Task: Swap "screenshot" for "image" throughout the data below, and write the data out again with everything else unchanged and the pictures left out.

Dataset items
- - -

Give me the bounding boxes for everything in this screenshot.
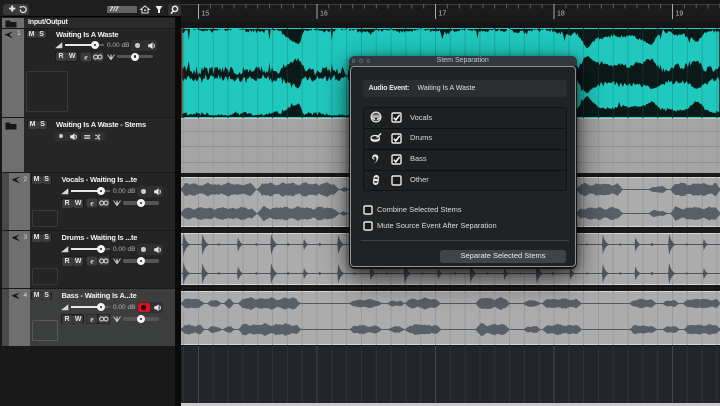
svg-text:19: 19 xyxy=(676,11,684,18)
svg-text:17: 17 xyxy=(439,11,447,18)
svg-text:15: 15 xyxy=(202,11,210,18)
svg-text:16: 16 xyxy=(320,11,328,18)
svg-text:18: 18 xyxy=(557,11,565,18)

- - -

Answer for the task:
Give me the bounding boxes for everything in this image.
svg-text:19: 19 xyxy=(676,11,684,18)
svg-text:17: 17 xyxy=(439,11,447,18)
svg-text:15: 15 xyxy=(202,11,210,18)
svg-text:16: 16 xyxy=(320,11,328,18)
svg-text:18: 18 xyxy=(557,11,565,18)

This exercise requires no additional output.